The upside was a surge in quality, especially in the families that benefitted from the higher quality of the fawns and brindles. The downside was a cornucopia of non-allowed colors gracing the sofas of many a home. Stormi’s success, along with the increasingly visible color crossing, brought attention to the Great Dane Color Code wars, with some breeders flaunting the code and others vilifying the scofflaws. The Color Code remained, and though the GDCA’s Code of Ethics demanded adherence to it, for many it was more of a guideline than rule.

Things change. That includes the Color Code, which has been taken off the GDCA website as it undergoes extensive revision. It will return, but with modifications taking into account advances in DNA color testing and inclusion of merle as an accepted color. Instead of DNA testing, the earlier Color Code relied on dogs being clear of certain colors for four generations to lessen the chance of them being carriers of unapproved colors. DNA testing provides clear understanding about the genes a dog carries.

Dr. O’Sullivan, who chairs the committee developing the updated GDCA Color Code, says, “The new color code will advise breeders how to get the colors they desire and avoid producing non-recognized colors. For example, in the black and blue colors, one should avoid breeding carriers of fawn or brindle together and at least one parent should be homozygous for dominant black allele (KK genotype). Among brindles, fawns and blacks, breeders should ensure at least one parent doesn’t carry a blue recessive allele as two blue carriers (Dd genotype) mated together results in blue fawn or blue brindle puppies.”

The former Color Code, developed before research showed that all harlequins have at least one merle allele, allowed breeding harlequin to harlequin. In such matings, on average one-quarter of the offspring are double merles, which have a high incidence of ocular problems and deafness. In one study published in 2009 in the Journal of Veterinary Internal Medicine, 25 percent of double merles were either unilaterally (10 percent) or bilaterally (15 percent) deaf. “In some countries, like Germany, it’s illegal to breed two merles or harlequins together,” says Harwin, a member of the GDCA board of directors who is involved with developing the new Color Code. “In the U.S., we can’t set rules about what you can’t breed, so our new Color Code aims to be educational and give probabilities about what color combinations may produce non-standard colors.”

Dr. O’Sullivan says the new Color Code along with DNA testing are tools to help breeders. “Breeders will be able to pursue breeding better Great Danes without concerns over random color events resulting in their best puppies not being a recognized color or, worse, having a serious health defect such as deafness and/or blindness.”  n

Purina appreciates the support of the Great Dane Club of America, particularly Neil O’Sullivan, PhD, vice president and co-chair of the GDCA Health and Research Committee, in helping to identify topics for the Great Dane Update.

== == ==

• Work instructions:
• 1. Translate this sentence from the Great Dane Color Code article into Spanish: "DNA testing provides clear understanding about the genes a dog carries."
• 2. Carry the Great Dane Color Code article forward from its last sentence.

Page segmentation data:

== == ==

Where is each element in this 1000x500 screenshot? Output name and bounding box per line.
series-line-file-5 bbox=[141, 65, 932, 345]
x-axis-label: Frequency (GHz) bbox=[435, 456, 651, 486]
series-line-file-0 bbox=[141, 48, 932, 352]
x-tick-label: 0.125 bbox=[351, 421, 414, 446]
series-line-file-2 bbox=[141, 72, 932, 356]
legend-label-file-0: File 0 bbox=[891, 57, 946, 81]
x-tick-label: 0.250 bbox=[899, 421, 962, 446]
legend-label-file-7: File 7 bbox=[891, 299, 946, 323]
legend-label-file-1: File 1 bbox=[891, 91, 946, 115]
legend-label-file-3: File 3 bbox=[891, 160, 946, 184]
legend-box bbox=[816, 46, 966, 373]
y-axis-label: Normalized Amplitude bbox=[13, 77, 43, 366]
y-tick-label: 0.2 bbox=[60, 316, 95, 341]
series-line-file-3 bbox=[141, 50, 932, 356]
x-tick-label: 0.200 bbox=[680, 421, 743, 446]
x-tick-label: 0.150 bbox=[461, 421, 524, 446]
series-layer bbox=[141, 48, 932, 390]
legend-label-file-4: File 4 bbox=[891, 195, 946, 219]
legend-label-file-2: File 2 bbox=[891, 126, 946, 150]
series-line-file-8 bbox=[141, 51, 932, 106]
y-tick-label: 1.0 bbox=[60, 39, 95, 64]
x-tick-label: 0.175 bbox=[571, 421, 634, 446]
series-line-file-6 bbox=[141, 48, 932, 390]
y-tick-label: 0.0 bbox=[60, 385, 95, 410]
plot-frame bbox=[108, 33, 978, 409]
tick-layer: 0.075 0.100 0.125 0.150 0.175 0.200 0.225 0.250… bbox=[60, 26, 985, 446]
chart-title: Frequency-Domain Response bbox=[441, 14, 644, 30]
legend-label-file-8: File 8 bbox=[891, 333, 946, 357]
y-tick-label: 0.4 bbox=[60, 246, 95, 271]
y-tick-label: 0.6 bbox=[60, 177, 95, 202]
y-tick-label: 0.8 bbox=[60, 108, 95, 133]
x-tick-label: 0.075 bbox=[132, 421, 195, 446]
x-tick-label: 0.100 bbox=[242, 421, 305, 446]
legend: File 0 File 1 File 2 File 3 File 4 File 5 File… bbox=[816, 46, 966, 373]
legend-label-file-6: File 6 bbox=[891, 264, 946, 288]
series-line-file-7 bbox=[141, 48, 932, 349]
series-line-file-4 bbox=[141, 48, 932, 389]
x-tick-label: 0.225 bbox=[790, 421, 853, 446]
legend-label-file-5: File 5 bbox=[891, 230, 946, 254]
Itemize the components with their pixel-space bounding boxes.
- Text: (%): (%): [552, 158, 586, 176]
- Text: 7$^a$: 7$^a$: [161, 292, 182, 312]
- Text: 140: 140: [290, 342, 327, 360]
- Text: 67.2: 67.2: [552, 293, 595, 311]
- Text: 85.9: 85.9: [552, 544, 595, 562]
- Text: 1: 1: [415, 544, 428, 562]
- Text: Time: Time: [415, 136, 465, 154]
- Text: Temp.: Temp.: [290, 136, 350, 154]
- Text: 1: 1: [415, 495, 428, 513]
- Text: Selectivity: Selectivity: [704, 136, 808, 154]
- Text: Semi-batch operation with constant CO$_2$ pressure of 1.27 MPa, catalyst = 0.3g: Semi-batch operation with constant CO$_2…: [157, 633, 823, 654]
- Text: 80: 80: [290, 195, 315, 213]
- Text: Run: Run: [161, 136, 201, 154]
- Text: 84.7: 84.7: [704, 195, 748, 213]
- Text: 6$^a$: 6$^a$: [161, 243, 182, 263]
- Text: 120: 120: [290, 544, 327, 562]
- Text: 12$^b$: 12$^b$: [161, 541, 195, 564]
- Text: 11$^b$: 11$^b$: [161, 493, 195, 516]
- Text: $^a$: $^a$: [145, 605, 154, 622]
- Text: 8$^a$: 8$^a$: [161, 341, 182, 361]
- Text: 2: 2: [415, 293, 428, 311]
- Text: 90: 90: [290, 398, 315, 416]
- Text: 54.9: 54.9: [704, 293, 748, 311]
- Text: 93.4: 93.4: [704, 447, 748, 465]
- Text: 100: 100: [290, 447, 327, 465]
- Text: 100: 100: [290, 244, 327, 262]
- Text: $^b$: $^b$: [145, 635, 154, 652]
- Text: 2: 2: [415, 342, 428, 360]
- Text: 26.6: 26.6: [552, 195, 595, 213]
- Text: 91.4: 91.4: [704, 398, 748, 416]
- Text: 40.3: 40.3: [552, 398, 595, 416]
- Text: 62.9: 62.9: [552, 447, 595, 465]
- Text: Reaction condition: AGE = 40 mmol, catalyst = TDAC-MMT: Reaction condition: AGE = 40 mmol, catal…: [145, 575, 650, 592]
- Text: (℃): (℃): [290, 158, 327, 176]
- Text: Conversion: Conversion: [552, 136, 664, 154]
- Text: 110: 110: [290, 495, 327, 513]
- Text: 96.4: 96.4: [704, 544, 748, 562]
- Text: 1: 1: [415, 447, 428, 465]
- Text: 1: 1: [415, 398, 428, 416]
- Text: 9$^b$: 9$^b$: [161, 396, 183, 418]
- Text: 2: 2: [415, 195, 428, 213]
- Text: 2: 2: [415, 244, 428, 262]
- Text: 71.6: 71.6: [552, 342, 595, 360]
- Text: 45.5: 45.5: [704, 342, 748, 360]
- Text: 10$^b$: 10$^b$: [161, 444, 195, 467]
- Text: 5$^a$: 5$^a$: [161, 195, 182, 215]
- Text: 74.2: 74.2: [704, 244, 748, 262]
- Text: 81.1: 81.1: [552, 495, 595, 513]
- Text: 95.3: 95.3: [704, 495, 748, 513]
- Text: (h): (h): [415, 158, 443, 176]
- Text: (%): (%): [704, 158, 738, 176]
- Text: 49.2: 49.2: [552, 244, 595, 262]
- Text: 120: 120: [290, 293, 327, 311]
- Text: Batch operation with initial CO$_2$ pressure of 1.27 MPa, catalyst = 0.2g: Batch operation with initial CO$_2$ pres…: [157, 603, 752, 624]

== == ==

• Activity answers:
• 1. Las pruebas de ADN proporcionan una comprensión clara de los genes que porta un perro.

• 2.
 

Understanding the Complicated Merle Gene

The merle coat color gene comes from an extra bit of genetic material inserted into a pigment gene called SILV. All dogs carry the SILV gene, which is responsible for producing a fibrous matrix within pigment cells that essentially holds pigment granules in place. If one SILV allele has extra genetic material, the fibrous matrix is incomplete and pigment granules escape, leaving a faded coat color.

However, the genetic insertion is not very stable and tends to shrink. In some embryonic cells it shrinks to the point of being nearly normal, and the matrix these cells produce is almost complete. During development, cells derived from these near-normal embryonic cells give rise to patches of fully pigmented coat. Thus, merles are a mosaic of cells derived from cells with leaky matrixes and normal matrixes.

Recent research at Clemson University published in 2018 in Mobile DNA has discovered that merle coat color genetics are more complicated than previously thought. It turns out that the length of one part of the insertion determines the type of merle a dog will have. For example, dogs with an insertion of 25 to 44 base pairs in this area are cryptic merles with no obvious sign of merle.

Similarly, dogs with an insertion length of 66 to 74 base pairs are dilute merles with uniformly dilute coat in normally dark pigmented areas without splotching. Dogs with insertion lengths of 78 to 86 base pairs are normal merles with a mosaic pattern of normal and diluted areas like most merle Danes. Dogs with an insertion of 81 to 105 base pairs are harlequin merles and have large areas of white along with areas of fully pigmented coat.

According to co-author Leigh Anne Clark, PhD, associate professor of genetics at Clemson University, most harlequin Great Danes have normal merle insertion lengths combined with one copy of H that together cause their harlequin appearance, and a few have the harlequin merle mutation.

“In our original harlequin study, there were two harlequin Great Danes that did not have the PSMB7 [H] variant,” she says. “We have since gone back to look at the insertion lengths in these dogs and found that one dog was 81 and the other 82. It turns out they were harlequin merles. Thus, in Great Danes, there are two ways to be harlequin.”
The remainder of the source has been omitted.